▶ [WRITTEN PROBLEM]: Your task is to copy every line of the entries that contains "hazer".

▶ [DATASET RECORDS]:
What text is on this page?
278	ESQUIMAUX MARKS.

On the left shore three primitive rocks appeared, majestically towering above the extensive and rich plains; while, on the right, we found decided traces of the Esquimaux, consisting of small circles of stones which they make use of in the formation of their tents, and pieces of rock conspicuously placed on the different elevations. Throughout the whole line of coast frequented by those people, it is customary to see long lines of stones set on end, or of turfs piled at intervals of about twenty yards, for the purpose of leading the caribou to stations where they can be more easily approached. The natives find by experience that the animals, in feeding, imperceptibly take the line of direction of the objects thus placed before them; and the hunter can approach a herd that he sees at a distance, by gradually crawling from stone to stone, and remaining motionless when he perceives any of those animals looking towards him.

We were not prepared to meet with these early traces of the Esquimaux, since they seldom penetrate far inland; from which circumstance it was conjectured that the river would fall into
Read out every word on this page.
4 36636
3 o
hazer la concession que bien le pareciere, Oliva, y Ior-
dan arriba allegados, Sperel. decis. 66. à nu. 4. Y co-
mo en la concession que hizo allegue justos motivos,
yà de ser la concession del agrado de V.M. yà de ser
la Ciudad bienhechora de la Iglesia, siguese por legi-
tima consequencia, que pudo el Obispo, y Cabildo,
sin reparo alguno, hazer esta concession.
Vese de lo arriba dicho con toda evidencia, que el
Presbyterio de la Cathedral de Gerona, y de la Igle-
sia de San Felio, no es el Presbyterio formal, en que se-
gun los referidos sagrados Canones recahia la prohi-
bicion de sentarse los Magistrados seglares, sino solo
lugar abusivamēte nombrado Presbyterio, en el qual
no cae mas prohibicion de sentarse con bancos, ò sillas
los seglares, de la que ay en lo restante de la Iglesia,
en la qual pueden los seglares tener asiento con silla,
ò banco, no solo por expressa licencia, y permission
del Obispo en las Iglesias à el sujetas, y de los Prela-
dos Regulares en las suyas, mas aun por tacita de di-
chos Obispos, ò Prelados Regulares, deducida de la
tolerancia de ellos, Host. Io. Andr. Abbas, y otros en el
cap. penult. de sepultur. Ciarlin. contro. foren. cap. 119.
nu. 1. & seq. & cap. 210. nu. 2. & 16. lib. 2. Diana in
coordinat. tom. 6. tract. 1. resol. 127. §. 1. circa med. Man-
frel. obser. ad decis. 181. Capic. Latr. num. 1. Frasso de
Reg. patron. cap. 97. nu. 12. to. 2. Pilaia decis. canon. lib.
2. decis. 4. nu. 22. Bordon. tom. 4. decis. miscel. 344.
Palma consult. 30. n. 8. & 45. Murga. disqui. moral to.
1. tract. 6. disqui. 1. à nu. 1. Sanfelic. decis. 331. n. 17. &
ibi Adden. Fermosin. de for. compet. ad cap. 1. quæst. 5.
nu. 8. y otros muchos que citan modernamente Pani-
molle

▶ [WRITTEN ANSWER]:
hazer la concession que bien le pareciere, Oliva, y Ior-
sin reparo alguno, hazer esta concession.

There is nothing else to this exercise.